[Stored data entries]
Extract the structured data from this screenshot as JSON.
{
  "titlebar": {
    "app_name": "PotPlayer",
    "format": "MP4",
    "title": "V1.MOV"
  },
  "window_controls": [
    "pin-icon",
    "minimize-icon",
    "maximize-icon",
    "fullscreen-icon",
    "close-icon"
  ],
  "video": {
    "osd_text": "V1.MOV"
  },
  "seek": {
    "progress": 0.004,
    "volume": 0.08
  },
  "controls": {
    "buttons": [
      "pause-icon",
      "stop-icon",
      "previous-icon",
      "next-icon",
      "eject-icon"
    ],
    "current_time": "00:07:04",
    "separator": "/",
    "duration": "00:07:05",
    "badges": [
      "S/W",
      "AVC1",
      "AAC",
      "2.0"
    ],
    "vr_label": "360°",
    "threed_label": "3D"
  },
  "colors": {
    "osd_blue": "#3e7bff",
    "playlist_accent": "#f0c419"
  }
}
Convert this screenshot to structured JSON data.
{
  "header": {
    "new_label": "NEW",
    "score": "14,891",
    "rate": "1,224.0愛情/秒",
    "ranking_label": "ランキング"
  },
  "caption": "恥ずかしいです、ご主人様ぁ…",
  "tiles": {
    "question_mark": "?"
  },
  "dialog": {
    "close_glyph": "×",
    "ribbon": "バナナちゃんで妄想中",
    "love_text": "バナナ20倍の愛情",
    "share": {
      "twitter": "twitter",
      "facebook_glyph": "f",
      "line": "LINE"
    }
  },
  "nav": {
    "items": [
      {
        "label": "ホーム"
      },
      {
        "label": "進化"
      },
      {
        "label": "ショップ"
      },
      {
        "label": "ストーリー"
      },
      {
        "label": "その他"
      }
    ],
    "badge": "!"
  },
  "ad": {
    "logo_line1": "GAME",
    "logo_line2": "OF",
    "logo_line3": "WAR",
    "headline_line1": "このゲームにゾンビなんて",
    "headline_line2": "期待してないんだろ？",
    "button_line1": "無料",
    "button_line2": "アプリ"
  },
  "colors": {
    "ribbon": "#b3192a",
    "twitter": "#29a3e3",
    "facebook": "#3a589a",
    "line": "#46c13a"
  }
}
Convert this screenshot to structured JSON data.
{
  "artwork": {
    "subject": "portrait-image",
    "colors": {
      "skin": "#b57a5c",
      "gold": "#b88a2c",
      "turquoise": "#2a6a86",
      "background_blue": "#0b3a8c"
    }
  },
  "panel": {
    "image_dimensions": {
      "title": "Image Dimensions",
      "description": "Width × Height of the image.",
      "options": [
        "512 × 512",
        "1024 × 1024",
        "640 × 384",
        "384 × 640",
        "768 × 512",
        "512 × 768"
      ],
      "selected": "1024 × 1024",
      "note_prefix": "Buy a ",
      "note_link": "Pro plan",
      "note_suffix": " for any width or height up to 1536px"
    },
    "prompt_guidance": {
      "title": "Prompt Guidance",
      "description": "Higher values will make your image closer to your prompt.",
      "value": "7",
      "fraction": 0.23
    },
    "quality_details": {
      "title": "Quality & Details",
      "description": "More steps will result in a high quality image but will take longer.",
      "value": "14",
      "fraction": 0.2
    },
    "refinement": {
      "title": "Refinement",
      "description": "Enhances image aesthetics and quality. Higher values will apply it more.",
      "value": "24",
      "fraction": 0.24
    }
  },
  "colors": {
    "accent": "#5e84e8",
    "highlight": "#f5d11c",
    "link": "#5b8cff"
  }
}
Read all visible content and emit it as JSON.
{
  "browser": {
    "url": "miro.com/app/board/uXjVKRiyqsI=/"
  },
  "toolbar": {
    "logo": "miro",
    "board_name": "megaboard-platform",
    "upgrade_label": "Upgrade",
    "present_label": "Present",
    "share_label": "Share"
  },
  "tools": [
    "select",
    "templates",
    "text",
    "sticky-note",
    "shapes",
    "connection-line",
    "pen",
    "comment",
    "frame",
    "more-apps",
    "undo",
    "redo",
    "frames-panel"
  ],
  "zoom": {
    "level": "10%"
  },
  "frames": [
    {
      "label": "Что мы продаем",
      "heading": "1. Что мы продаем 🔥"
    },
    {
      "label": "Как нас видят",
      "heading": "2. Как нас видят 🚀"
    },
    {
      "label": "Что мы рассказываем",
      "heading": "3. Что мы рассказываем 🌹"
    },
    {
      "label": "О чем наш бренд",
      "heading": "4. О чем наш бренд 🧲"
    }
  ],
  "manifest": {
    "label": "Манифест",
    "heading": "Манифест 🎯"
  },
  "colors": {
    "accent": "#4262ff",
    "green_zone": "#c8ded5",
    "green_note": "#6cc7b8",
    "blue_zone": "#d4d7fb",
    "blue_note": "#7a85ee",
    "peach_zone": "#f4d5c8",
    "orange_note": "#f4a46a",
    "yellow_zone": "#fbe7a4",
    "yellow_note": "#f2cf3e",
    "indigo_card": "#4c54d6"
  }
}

■ Exercise aim: What is the number of lines above that contain "fraction"? Answer with that number only.

■ Exercise result: 3